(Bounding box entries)
--------------------

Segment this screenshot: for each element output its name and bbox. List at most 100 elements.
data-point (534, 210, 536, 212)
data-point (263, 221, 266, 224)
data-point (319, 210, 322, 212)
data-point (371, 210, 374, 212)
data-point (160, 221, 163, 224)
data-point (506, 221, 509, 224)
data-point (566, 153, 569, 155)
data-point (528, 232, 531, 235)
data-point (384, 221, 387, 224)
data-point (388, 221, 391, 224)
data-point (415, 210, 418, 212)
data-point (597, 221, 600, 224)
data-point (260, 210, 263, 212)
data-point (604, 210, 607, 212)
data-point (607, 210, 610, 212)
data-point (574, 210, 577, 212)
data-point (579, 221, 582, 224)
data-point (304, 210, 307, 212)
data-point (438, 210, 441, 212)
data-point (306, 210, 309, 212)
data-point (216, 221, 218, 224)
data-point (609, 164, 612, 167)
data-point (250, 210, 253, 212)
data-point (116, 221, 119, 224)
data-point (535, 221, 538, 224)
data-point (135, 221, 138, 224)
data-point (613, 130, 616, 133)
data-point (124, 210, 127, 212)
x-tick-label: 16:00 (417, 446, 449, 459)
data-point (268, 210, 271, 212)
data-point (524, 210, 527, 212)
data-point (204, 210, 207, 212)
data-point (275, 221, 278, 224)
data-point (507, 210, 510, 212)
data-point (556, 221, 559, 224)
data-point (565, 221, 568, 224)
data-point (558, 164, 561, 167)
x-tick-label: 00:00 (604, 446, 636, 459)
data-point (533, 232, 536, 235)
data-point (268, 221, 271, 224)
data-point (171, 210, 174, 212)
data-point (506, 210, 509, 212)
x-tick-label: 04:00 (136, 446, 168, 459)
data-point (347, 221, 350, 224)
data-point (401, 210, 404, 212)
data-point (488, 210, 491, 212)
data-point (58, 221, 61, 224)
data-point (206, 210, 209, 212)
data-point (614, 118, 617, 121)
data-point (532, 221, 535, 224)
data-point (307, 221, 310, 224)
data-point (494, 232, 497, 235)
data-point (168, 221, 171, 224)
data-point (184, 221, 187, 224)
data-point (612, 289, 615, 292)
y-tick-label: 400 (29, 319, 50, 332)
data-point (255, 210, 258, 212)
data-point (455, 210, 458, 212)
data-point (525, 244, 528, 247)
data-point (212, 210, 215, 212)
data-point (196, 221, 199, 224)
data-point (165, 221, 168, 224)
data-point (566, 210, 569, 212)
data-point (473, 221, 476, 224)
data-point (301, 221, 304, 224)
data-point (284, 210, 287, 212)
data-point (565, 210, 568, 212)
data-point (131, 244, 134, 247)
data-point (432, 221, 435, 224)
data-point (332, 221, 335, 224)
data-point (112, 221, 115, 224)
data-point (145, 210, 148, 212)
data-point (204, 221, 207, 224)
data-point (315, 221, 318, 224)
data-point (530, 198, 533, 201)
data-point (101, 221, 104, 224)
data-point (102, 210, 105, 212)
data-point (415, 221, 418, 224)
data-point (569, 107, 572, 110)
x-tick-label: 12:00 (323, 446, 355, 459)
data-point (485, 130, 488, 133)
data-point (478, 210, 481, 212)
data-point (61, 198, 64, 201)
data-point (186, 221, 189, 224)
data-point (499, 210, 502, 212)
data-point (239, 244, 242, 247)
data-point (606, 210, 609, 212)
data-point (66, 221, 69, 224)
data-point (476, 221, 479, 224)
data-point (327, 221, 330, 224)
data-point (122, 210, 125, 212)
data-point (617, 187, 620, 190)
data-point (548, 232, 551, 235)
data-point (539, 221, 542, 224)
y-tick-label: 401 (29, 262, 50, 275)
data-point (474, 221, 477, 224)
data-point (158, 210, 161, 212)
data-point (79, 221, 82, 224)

--------------------

INSTRUCTIONS FOR THE TASK. Please count the lines in the listing above that contain the string "label". Give only the number.

RESPONSE TO THIS TASK. 6